Start of PROVIDED PASSAGE

He was granted his bulls by Pope Julius III on 28 September 1550; in the bull, he is referred to as clericus (i.e. not yet a priest), Councillor and Almoner of Henri II. In accordance with the decrees of the Council of Trent, he established in the Chapter of his Cathedral an office called the Theologus, who was a member of the Order of Preachers. He also undertook the interior decoration of his newly built cathedral, which featured paintings in the sanctuary and apse; these were destroyed by the iconoclastic Huguenots a decade after his death. Carle went on a second mission to Italy in 1554. Unlike many bishops of the time, Carle spent a great deal of his time in his episcopal see, and also worked to quell civil unrest in Provence. In October and November 1564, Bishop de Carle participated in the Colloquy of Poissy, a futile attempt on the part of the Crown to bring about agreement between Catholics and Huguenots. During his last years, however, he retired to Paris, which, according to Joseph-Hyacinthe Albanès, worked to the detriment of his diocese, where the absence of the bishop facilitated the growth of heresy.

==Works==
Antoine du Verdier described Lancelot de Carle as an "excellent poet in Latin and French and well learned in Greek". A number of works are attributed to him:

- L'Odyssée d'Homère. A translation into French of Homer's Odyssey, attributed to Carle by La Croix du Main.
- Les Blasons du Corps Féminin. Paris.(1543). He collaborated with Clément Marot and Michel d'Amboise in the drafting of this collection.

End of PROVIDED PASSAGE

— PROBLEM DESCRIPTION —
Answer these from the Lancelot de Carle passage:
1. Which pope granted Carle his bulls?
2. Who attributed the French translation of Homer's Odyssey to Carle?
3. With whom did Carle collaborate on Les Blasons du Corps Féminin?
Use only the Lancelot de Carle passage to answer.

Start of RECORDS PROVIDED

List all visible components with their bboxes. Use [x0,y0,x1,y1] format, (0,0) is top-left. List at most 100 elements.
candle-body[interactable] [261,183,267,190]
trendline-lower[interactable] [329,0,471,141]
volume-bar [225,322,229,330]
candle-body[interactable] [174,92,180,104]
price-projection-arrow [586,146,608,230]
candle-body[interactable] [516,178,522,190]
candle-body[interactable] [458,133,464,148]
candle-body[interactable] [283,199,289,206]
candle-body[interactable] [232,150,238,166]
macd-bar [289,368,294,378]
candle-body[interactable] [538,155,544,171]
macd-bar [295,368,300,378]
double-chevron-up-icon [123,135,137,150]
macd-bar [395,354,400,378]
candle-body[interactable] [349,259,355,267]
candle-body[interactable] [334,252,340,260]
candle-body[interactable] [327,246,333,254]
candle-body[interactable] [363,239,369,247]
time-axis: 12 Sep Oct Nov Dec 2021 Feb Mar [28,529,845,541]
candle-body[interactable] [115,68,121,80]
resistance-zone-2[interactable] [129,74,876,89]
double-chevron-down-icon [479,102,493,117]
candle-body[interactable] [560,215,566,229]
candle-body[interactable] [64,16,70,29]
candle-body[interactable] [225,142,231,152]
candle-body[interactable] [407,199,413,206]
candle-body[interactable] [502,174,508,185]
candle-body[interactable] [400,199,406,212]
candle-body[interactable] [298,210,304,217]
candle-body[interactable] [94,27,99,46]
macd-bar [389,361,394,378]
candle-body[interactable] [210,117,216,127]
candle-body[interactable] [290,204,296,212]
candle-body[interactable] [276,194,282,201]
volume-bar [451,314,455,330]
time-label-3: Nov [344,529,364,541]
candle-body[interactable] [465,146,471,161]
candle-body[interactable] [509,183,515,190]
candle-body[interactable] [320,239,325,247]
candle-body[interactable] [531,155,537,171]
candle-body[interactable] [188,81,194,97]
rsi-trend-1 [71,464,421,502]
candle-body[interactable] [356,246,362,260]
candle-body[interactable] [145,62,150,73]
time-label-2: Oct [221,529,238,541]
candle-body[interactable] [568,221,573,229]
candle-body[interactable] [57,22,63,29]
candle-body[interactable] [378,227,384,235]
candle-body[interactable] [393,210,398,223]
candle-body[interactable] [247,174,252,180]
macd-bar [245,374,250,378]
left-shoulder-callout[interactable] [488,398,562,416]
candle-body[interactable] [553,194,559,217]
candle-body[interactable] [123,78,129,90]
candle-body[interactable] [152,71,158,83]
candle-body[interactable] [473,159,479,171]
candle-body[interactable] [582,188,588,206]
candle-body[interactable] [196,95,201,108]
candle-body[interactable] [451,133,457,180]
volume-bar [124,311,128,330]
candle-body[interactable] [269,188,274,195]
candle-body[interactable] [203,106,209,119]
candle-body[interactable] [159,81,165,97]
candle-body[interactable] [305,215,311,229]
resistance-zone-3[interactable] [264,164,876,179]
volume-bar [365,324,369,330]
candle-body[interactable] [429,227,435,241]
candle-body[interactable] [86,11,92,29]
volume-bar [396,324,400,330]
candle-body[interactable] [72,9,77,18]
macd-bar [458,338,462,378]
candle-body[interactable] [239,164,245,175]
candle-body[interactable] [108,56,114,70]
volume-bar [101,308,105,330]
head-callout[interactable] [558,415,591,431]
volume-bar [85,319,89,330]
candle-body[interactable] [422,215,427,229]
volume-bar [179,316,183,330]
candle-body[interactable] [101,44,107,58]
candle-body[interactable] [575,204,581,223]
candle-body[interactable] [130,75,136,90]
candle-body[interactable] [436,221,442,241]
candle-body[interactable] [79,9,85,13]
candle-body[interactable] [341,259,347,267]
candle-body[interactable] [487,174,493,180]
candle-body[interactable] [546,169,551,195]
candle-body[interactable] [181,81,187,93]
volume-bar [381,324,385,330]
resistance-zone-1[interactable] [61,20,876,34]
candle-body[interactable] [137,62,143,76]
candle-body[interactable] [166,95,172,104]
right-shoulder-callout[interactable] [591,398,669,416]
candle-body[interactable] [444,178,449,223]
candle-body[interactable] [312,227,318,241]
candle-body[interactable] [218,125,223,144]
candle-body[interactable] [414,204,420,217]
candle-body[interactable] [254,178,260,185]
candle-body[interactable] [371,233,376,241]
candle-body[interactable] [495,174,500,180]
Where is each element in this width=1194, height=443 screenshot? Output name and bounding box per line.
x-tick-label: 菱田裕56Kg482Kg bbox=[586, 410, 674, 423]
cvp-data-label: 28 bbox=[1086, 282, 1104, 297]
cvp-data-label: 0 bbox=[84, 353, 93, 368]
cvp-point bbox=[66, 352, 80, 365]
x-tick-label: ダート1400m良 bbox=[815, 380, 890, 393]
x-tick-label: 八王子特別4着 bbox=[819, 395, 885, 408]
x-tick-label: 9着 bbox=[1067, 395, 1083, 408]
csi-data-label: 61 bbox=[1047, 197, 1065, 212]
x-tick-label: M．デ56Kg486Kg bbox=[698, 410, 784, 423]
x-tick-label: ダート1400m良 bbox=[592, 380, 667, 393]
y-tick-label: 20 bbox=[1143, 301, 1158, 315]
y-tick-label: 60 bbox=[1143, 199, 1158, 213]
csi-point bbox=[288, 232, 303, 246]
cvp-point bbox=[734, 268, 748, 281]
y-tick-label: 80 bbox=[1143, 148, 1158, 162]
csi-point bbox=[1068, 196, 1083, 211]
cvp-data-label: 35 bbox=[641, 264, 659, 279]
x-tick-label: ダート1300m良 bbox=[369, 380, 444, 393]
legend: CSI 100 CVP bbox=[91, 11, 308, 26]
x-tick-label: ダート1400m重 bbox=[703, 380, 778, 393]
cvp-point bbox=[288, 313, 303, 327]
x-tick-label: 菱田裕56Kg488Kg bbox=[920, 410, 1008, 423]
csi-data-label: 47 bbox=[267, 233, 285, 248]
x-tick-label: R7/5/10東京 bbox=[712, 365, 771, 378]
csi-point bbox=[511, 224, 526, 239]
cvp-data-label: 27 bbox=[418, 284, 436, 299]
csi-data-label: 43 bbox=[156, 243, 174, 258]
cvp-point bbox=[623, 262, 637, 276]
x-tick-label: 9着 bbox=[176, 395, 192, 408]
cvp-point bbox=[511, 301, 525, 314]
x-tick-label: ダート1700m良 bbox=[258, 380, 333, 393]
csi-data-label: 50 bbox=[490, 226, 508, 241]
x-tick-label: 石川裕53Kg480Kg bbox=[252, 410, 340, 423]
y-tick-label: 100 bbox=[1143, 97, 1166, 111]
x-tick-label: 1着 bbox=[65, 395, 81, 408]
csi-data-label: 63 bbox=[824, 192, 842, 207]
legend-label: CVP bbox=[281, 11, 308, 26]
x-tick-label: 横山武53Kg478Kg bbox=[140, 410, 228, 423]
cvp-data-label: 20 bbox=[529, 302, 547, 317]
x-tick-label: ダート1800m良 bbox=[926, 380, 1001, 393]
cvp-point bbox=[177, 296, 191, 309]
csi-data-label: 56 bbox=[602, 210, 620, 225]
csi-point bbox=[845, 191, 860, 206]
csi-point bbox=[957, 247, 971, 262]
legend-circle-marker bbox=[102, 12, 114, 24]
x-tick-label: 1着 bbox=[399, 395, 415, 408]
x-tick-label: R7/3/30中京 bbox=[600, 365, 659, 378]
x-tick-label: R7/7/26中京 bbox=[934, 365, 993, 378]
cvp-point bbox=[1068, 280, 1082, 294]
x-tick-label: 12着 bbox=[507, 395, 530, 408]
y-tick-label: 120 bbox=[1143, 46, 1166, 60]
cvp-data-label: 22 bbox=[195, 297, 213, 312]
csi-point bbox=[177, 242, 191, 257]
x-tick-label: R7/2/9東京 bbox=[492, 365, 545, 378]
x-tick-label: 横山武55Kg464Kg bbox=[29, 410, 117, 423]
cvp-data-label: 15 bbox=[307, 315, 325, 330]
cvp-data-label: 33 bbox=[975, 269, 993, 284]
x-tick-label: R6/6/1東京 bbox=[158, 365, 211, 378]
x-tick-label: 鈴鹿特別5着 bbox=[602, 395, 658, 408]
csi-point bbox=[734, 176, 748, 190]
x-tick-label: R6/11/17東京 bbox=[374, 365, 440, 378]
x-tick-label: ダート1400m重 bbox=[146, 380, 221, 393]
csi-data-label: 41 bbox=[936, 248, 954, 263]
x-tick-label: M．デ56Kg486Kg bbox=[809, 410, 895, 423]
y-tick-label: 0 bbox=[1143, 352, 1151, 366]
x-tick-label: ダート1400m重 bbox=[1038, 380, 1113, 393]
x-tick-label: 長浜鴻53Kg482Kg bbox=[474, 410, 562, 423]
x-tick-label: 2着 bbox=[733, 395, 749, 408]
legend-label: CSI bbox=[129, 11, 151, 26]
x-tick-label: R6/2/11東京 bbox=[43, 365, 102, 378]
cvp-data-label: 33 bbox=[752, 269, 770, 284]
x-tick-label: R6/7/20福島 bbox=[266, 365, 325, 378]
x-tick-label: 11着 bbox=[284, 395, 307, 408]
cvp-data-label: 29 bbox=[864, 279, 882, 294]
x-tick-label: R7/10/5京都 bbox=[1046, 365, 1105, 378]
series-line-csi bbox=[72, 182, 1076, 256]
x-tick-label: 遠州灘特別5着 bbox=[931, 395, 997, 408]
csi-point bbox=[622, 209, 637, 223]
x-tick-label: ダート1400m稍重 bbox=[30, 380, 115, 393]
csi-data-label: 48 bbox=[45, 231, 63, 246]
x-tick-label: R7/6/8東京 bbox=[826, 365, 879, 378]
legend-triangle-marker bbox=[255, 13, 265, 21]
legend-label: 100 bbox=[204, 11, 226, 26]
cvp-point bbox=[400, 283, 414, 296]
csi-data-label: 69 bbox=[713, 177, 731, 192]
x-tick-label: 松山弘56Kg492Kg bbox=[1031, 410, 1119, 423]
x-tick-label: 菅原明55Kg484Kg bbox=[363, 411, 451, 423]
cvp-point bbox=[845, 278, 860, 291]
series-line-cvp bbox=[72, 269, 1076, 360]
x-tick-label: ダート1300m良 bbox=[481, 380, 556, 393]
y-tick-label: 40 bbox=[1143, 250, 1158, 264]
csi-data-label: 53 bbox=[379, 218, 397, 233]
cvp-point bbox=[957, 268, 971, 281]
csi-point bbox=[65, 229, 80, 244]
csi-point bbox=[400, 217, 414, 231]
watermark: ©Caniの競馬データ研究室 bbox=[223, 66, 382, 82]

End of RECORDS PROVIDED

— EXERCISE RESULT —
1. Pope Julius III
2. La Croix du Main
3. Clément Marot and Michel d'Amboise